• _GOAL_
Each entry below is to be extracted exactly.

Figure dataset records:
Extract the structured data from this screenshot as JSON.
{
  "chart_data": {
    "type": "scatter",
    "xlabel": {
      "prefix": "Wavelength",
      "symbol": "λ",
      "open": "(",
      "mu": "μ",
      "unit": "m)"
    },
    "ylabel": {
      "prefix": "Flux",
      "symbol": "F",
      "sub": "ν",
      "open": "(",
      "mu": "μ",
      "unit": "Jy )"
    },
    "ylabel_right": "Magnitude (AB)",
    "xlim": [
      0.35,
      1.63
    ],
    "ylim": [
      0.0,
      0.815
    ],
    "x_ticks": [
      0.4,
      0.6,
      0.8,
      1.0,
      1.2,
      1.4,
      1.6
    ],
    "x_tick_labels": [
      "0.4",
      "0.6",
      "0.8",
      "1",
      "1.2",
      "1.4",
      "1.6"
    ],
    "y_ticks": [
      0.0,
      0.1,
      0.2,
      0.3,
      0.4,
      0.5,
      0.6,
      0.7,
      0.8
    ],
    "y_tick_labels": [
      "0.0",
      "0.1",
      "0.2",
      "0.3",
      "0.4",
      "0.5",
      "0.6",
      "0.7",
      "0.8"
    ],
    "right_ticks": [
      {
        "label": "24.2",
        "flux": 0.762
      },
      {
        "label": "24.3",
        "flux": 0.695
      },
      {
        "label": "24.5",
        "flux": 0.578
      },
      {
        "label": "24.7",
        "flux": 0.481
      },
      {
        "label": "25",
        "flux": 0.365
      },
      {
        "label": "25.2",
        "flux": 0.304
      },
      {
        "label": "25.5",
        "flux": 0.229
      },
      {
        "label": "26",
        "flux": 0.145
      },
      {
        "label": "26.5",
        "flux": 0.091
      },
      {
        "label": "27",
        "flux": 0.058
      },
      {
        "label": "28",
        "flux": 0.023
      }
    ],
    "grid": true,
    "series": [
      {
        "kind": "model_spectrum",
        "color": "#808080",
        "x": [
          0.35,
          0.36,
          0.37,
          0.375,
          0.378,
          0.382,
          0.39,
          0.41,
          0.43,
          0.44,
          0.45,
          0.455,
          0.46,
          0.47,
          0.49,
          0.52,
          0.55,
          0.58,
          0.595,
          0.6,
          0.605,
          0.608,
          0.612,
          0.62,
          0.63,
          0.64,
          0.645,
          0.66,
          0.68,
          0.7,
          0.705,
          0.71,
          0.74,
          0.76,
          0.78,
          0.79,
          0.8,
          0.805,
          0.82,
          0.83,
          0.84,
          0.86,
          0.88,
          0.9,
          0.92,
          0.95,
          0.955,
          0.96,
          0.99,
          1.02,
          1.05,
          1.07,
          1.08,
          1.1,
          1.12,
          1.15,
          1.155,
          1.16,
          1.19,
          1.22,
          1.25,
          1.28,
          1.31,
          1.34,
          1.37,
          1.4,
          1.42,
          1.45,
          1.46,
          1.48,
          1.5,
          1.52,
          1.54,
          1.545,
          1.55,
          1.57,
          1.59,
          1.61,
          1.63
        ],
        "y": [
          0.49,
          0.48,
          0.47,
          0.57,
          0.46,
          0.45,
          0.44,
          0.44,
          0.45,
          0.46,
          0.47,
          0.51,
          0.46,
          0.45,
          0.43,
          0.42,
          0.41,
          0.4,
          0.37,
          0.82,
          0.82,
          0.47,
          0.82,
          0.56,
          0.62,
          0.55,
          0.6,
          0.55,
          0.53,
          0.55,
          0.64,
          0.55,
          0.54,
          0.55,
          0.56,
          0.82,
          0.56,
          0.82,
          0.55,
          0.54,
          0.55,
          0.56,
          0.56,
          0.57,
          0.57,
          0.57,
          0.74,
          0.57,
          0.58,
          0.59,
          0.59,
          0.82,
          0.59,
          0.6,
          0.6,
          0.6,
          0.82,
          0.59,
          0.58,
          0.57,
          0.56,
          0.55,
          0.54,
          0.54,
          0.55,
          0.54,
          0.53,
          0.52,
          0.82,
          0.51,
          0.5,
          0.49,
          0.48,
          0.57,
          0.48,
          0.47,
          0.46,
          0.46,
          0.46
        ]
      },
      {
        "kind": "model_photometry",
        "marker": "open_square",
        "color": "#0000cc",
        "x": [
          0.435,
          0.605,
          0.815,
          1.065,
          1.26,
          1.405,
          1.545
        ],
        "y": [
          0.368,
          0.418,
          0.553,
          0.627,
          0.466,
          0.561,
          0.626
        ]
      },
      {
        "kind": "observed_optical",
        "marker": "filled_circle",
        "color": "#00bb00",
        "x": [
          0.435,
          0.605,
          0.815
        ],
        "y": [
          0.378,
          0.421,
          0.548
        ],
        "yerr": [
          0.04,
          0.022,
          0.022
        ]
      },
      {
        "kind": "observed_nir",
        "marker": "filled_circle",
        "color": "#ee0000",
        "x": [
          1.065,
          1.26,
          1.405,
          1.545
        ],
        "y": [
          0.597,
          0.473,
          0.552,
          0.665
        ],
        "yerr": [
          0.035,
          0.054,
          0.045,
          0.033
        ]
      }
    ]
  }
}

• _EXERCISE OUTPUT_
Extract the structured data from this screenshot as JSON.
{
  "chart_data": {
    "type": "scatter",
    "xlabel": {
      "prefix": "Wavelength",
      "symbol": "λ",
      "open": "(",
      "mu": "μ",
      "unit": "m)"
    },
    "ylabel": {
      "prefix": "Flux",
      "symbol": "F",
      "sub": "ν",
      "open": "(",
      "mu": "μ",
      "unit": "Jy )"
    },
    "ylabel_right": "Magnitude (AB)",
    "xlim": [
      0.35,
      1.63
    ],
    "ylim": [
      0.0,
      0.815
    ],
    "x_ticks": [
      0.4,
      0.6,
      0.8,
      1.0,
      1.2,
      1.4,
      1.6
    ],
    "x_tick_labels": [
      "0.4",
      "0.6",
      "0.8",
      "1",
      "1.2",
      "1.4",
      "1.6"
    ],
    "y_ticks": [
      0.0,
      0.1,
      0.2,
      0.3,
      0.4,
      0.5,
      0.6,
      0.7,
      0.8
    ],
    "y_tick_labels": [
      "0.0",
      "0.1",
      "0.2",
      "0.3",
      "0.4",
      "0.5",
      "0.6",
      "0.7",
      "0.8"
    ],
    "right_ticks": [
      {
        "label": "24.2",
        "flux": 0.762
      },
      {
        "label": "24.3",
        "flux": 0.695
      },
      {
        "label": "24.5",
        "flux": 0.578
      },
      {
        "label": "24.7",
        "flux": 0.481
      },
      {
        "label": "25",
        "flux": 0.365
      },
      {
        "label": "25.2",
        "flux": 0.304
      },
      {
        "label": "25.5",
        "flux": 0.229
      },
      {
        "label": "26",
        "flux": 0.145
      },
      {
        "label": "26.5",
        "flux": 0.091
      },
      {
        "label": "27",
        "flux": 0.058
      },
      {
        "label": "28",
        "flux": 0.023
      }
    ],
    "grid": true,
    "series": [
      {
        "kind": "model_spectrum",
        "color": "#808080",
        "x": [
          0.35,
          0.36,
          0.37,
          0.375,
          0.378,
          0.382,
          0.39,
          0.41,
          0.43,
          0.44,
          0.45,
          0.455,
          0.46,
          0.47,
          0.49,
          0.52,
          0.55,
          0.58,
          0.595,
          0.6,
          0.605,
          0.608,
          0.612,
          0.62,
          0.63,
          0.64,
          0.645,
          0.66,
          0.68,
          0.7,
          0.705,
          0.71,
          0.74,
          0.76,
          0.78,
          0.79,
          0.8,
          0.805,
          0.82,
          0.83,
          0.84,
          0.86,
          0.88,
          0.9,
          0.92,
          0.95,
          0.955,
          0.96,
          0.99,
          1.02,
          1.05,
          1.07,
          1.08,
          1.1,
          1.12,
          1.15,
          1.155,
          1.16,
          1.19,
          1.22,
          1.25,
          1.28,
          1.31,
          1.34,
          1.37,
          1.4,
          1.42,
          1.45,
          1.46,
          1.48,
          1.5,
          1.52,
          1.54,
          1.545,
          1.55,
          1.57,
          1.59,
          1.61,
          1.63
        ],
        "y": [
          0.49,
          0.48,
          0.47,
          0.57,
          0.46,
          0.45,
          0.44,
          0.44,
          0.45,
          0.46,
          0.47,
          0.51,
          0.46,
          0.45,
          0.43,
          0.42,
          0.41,
          0.4,
          0.37,
          0.82,
          0.82,
          0.47,
          0.82,
          0.56,
          0.62,
          0.55,
          0.6,
          0.55,
          0.53,
          0.55,
          0.64,
          0.55,
          0.54,
          0.55,
          0.56,
          0.82,
          0.56,
          0.82,
          0.55,
          0.54,
          0.55,
          0.56,
          0.56,
          0.57,
          0.57,
          0.57,
          0.74,
          0.57,
          0.58,
          0.59,
          0.59,
          0.82,
          0.59,
          0.6,
          0.6,
          0.6,
          0.82,
          0.59,
          0.58,
          0.57,
          0.56,
          0.55,
          0.54,
          0.54,
          0.55,
          0.54,
          0.53,
          0.52,
          0.82,
          0.51,
          0.5,
          0.49,
          0.48,
          0.57,
          0.48,
          0.47,
          0.46,
          0.46,
          0.46
        ]
      },
      {
        "kind": "model_photometry",
        "marker": "open_square",
        "color": "#0000cc",
        "x": [
          0.435,
          0.605,
          0.815,
          1.065,
          1.26,
          1.405,
          1.545
        ],
        "y": [
          0.368,
          0.418,
          0.553,
          0.627,
          0.466,
          0.561,
          0.626
        ]
      },
      {
        "kind": "observed_optical",
        "marker": "filled_circle",
        "color": "#00bb00",
        "x": [
          0.435,
          0.605,
          0.815
        ],
        "y": [
          0.378,
          0.421,
          0.548
        ],
        "yerr": [
          0.04,
          0.022,
          0.022
        ]
      },
      {
        "kind": "observed_nir",
        "marker": "filled_circle",
        "color": "#ee0000",
        "x": [
          1.065,
          1.26,
          1.405,
          1.545
        ],
        "y": [
          0.597,
          0.473,
          0.552,
          0.665
        ],
        "yerr": [
          0.035,
          0.054,
          0.045,
          0.033
        ]
      }
    ]
  }
}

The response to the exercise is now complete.